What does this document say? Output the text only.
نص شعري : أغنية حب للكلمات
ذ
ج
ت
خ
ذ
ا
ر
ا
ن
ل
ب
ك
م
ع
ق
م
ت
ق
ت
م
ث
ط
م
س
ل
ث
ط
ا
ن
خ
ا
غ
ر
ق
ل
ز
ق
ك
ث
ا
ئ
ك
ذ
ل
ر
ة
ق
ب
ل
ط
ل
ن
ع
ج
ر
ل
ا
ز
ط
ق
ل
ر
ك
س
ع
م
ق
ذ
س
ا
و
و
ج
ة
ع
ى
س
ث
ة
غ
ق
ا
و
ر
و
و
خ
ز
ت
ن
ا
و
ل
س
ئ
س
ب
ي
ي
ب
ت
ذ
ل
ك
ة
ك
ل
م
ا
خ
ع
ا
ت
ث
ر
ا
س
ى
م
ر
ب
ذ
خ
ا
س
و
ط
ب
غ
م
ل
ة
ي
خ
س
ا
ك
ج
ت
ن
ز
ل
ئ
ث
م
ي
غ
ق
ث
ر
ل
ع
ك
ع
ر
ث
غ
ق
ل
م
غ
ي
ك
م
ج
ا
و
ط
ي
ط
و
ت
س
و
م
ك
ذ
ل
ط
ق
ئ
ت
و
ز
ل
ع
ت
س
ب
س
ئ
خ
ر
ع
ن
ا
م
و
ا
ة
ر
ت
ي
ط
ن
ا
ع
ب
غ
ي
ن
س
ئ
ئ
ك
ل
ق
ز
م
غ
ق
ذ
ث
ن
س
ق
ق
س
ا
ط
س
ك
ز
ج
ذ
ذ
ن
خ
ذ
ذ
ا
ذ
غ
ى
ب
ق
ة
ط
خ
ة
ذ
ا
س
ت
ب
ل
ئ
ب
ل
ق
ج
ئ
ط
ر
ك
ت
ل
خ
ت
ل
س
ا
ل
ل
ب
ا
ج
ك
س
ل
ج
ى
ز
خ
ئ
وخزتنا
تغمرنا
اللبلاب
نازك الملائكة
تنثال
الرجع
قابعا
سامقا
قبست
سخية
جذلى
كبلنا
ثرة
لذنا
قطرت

◇ ◇ ◇ ◇

- What you will do -
Every entry should be output exactly as written, please.

- Solution for this exercise -
What does this document say? Output the text only.
نص شعري : أغنية حب للكلمات
ذ
ج
ت
خ
ذ
ا
ر
ا
ن
ل
ب
ك
م
ع
ق
م
ت
ق
ت
م
ث
ط
م
س
ل
ث
ط
ا
ن
خ
ا
غ
ر
ق
ل
ز
ق
ك
ث
ا
ئ
ك
ذ
ل
ر
ة
ق
ب
ل
ط
ل
ن
ع
ج
ر
ل
ا
ز
ط
ق
ل
ر
ك
س
ع
م
ق
ذ
س
ا
و
و
ج
ة
ع
ى
س
ث
ة
غ
ق
ا
و
ر
و
و
خ
ز
ت
ن
ا
و
ل
س
ئ
س
ب
ي
ي
ب
ت
ذ
ل
ك
ة
ك
ل
م
ا
خ
ع
ا
ت
ث
ر
ا
س
ى
م
ر
ب
ذ
خ
ا
س
و
ط
ب
غ
م
ل
ة
ي
خ
س
ا
ك
ج
ت
ن
ز
ل
ئ
ث
م
ي
غ
ق
ث
ر
ل
ع
ك
ع
ر
ث
غ
ق
ل
م
غ
ي
ك
م
ج
ا
و
ط
ي
ط
و
ت
س
و
م
ك
ذ
ل
ط
ق
ئ
ت
و
ز
ل
ع
ت
س
ب
س
ئ
خ
ر
ع
ن
ا
م
و
ا
ة
ر
ت
ي
ط
ن
ا
ع
ب
غ
ي
ن
س
ئ
ئ
ك
ل
ق
ز
م
غ
ق
ذ
ث
ن
س
ق
ق
س
ا
ط
س
ك
ز
ج
ذ
ذ
ن
خ
ذ
ذ
ا
ذ
غ
ى
ب
ق
ة
ط
خ
ة
ذ
ا
س
ت
ب
ل
ئ
ب
ل
ق
ج
ئ
ط
ر
ك
ت
ل
خ
ت
ل
س
ا
ل
ل
ب
ا
ج
ك
س
ل
ج
ى
ز
خ
ئ
وخزتنا
تغمرنا
اللبلاب
نازك الملائكة
تنثال
الرجع
قابعا
سامقا
قبست
سخية
جذلى
كبلنا
ثرة
لذنا
قطرت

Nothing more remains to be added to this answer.